What you have to do
Search the data for the word "subtitle". Reproduce every line where it is found.

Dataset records
------------------------------------------------------------------------
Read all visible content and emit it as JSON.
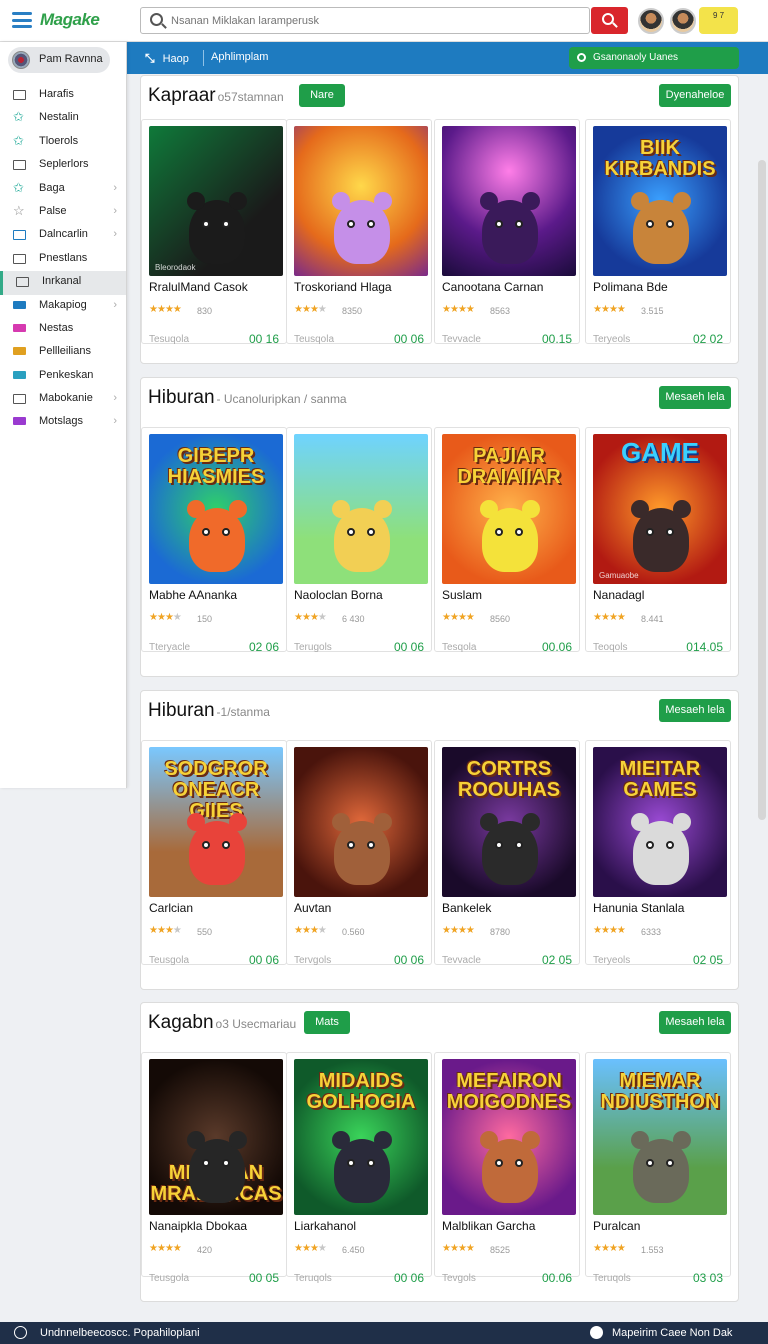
{
  "header": {
    "logo": "Magake",
    "search_placeholder": "Nsanan Miklakan laramperusk",
    "notif_text": "9 7"
  },
  "nav": {
    "home": "Haop",
    "link": "Aphlimplam",
    "green_button": "Gsanonaoly Uanes"
  },
  "sidebar": {
    "user": "Pam Ravnna",
    "items": [
      {
        "label": "Harafis",
        "icon": "box-icon",
        "chevron": false
      },
      {
        "label": "Nestalin",
        "icon": "star-icon",
        "chevron": false
      },
      {
        "label": "Tloerols",
        "icon": "star-icon",
        "chevron": false
      },
      {
        "label": "Seplerlors",
        "icon": "box-icon",
        "chevron": false
      },
      {
        "label": "Baga",
        "icon": "star-icon",
        "chevron": true
      },
      {
        "label": "Palse",
        "icon": "star-outline-icon",
        "chevron": true
      },
      {
        "label": "Dalncarlin",
        "icon": "box-icon",
        "chevron": true
      },
      {
        "label": "Pnestlans",
        "icon": "chart-icon",
        "chevron": false
      },
      {
        "label": "Inrkanal",
        "icon": "box-icon",
        "chevron": false,
        "active": true
      },
      {
        "label": "Makapiog",
        "icon": "box-icon",
        "chevron": true
      },
      {
        "label": "Nestas",
        "icon": "box-icon",
        "chevron": false
      },
      {
        "label": "Pellleilians",
        "icon": "box-icon",
        "chevron": false
      },
      {
        "label": "Penkeskan",
        "icon": "box-icon",
        "chevron": false
      },
      {
        "label": "Mabokanie",
        "icon": "chart-icon",
        "chevron": true
      },
      {
        "label": "Motslags",
        "icon": "box-icon",
        "chevron": true
      }
    ]
  },
  "sections": [
    {
      "title": "Kapraar",
      "subtitle": "o57stamnan",
      "badge": "Nare",
      "more": "Dyenaheloe",
      "games": [
        {
          "name": "RralulMand Casok",
          "stars": 4,
          "rating": "830",
          "free": "Tesuqola",
          "num": "00 16"
        },
        {
          "name": "Troskoriand Hlaga",
          "stars": 3,
          "rating": "8350",
          "free": "Teusqola",
          "num": "00 06"
        },
        {
          "name": "Canootana Carnan",
          "stars": 4,
          "rating": "8563",
          "free": "Tevvacle",
          "num": "00.15"
        },
        {
          "name": "Polimana Bde",
          "stars": 4,
          "rating": "3.515",
          "free": "Teryeols",
          "num": "02 02"
        }
      ]
    },
    {
      "title": "Hiburan",
      "subtitle": "- Ucanoluripkan / sanma",
      "badge": "",
      "more": "Mesaeh lela",
      "games": [
        {
          "name": "Mabhe AAnanka",
          "stars": 3,
          "rating": "150",
          "free": "Tteryacle",
          "num": "02 06"
        },
        {
          "name": "Naoloclan Borna",
          "stars": 3,
          "rating": "6 430",
          "free": "Terugols",
          "num": "00 06"
        },
        {
          "name": "Suslam",
          "stars": 4,
          "rating": "8560",
          "free": "Tesqola",
          "num": "00.06"
        },
        {
          "name": "Nanadagl",
          "stars": 4,
          "rating": "8.441",
          "free": "Teoqols",
          "num": "014.05"
        }
      ]
    },
    {
      "title": "Hiburan",
      "subtitle": "-1/stanma",
      "badge": "",
      "more": "Mesaeh lela",
      "games": [
        {
          "name": "Carlcian",
          "stars": 3,
          "rating": "550",
          "free": "Teusgola",
          "num": "00 06"
        },
        {
          "name": "Auvtan",
          "stars": 3,
          "rating": "0.560",
          "free": "Tervgols",
          "num": "00 06"
        },
        {
          "name": "Bankelek",
          "stars": 4,
          "rating": "8780",
          "free": "Tevvacle",
          "num": "02 05"
        },
        {
          "name": "Hanunia Stanlala",
          "stars": 4,
          "rating": "6333",
          "free": "Teryeols",
          "num": "02 05"
        }
      ]
    },
    {
      "title": "Kagabn",
      "subtitle": "o3 Usecmariau",
      "badge": "Mats",
      "more": "Mesaeh lela",
      "games": [
        {
          "name": "Nanaipkla Dbokaa",
          "stars": 4,
          "rating": "420",
          "free": "Teusgola",
          "num": "00 05"
        },
        {
          "name": "Liarkahanol",
          "stars": 3,
          "rating": "6.450",
          "free": "Teruqols",
          "num": "00 06"
        },
        {
          "name": "Malblikan Garcha",
          "stars": 4,
          "rating": "8525",
          "free": "Tevgols",
          "num": "00.06"
        },
        {
          "name": "Puralcan",
          "stars": 4,
          "rating": "1.553",
          "free": "Teruqols",
          "num": "03 03"
        }
      ]
    }
  ],
  "thumbs": [
    {
      "title": "",
      "footer": "Bleorodaok",
      "bg": "linear-gradient(135deg,#0f7a3a,#1a1a1a 70%)",
      "char": "#1b1b1b"
    },
    {
      "title": "",
      "footer": "",
      "bg": "radial-gradient(circle at 50% 40%,#ffd84a,#e56a1b 60%,#7a2a8a)",
      "char": "#c58fe8"
    },
    {
      "title": "",
      "footer": "",
      "bg": "radial-gradient(circle at 50% 30%,#ff7ee8,#5b1a8a 55%,#1a0b3a)",
      "char": "#3a1a5a"
    },
    {
      "title": "BIIK KIRBANDIS",
      "footer": "",
      "bg": "radial-gradient(circle,#3aa0ff,#163a9a 70%)",
      "char": "#c8843a"
    },
    {
      "title": "GIBEPR HIASMIES",
      "footer": "",
      "bg": "radial-gradient(circle,#2fd06a,#1b6ad4 75%)",
      "char": "#f06a2a"
    },
    {
      "title": "",
      "footer": "",
      "bg": "linear-gradient(180deg,#6fd3ff,#8ee07a 70%)",
      "char": "#f2cf54"
    },
    {
      "title": "PAJIAR DRAIAIIAR",
      "footer": "",
      "bg": "radial-gradient(circle,#ffb24a,#e85a1a 75%)",
      "char": "#f4e23a"
    },
    {
      "title": "GAME",
      "footer": "Gamuaobe",
      "bg": "radial-gradient(circle,#ff9a2a,#b21a12 75%)",
      "char": "#3a2a2a"
    },
    {
      "title": "SODGROR ONEACR GIIES",
      "footer": "",
      "bg": "linear-gradient(180deg,#7ac8ff,#a86a3a 70%)",
      "char": "#e8433a"
    },
    {
      "title": "",
      "footer": "",
      "bg": "radial-gradient(circle,#e0683a,#4a140c 75%)",
      "char": "#a0603a"
    },
    {
      "title": "CORTRS ROOUHAS",
      "footer": "",
      "bg": "radial-gradient(circle,#7a3aa0,#1a0a2a 75%)",
      "char": "#2a2a2a"
    },
    {
      "title": "MIEITAR GAMES",
      "footer": "",
      "bg": "radial-gradient(circle,#9a4ad4,#2a0f4a 75%)",
      "char": "#dadada"
    },
    {
      "title": "MIHARAN MRADHACAS",
      "footer": "",
      "bg": "radial-gradient(circle,#5a3a2a,#140a06 75%)",
      "char": "#262626"
    },
    {
      "title": "MIDAIDS GOLHOGIA",
      "footer": "",
      "bg": "radial-gradient(circle,#3ad45a,#0f5a2a 75%)",
      "char": "#2a2a3a"
    },
    {
      "title": "MEFAIRON MOIGODNES",
      "footer": "",
      "bg": "radial-gradient(circle,#ff6aa0,#6a1a8a 75%)",
      "char": "#c06a3a"
    },
    {
      "title": "MIEMAR NDIUSTHON",
      "footer": "",
      "bg": "linear-gradient(180deg,#6ac0ff,#5aa04a 70%)",
      "char": "#6a6a5a"
    }
  ],
  "footer": {
    "left": "Undnnelbeecoscc. Popahiloplani",
    "right": "Mapeirim Caee Non Dak"
  },
  "colors": {
    "accent": "#1e7bc0",
    "green": "#1f9e49",
    "red": "#d9262c",
    "star": "#f0a424"
  }
}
------------------------------------------------------------------------
Exercise result
      "subtitle": "o57stamnan",
      "subtitle": "- Ucanoluripkan / sanma",
      "subtitle": "-1/stanma",
      "subtitle": "o3 Usecmariau",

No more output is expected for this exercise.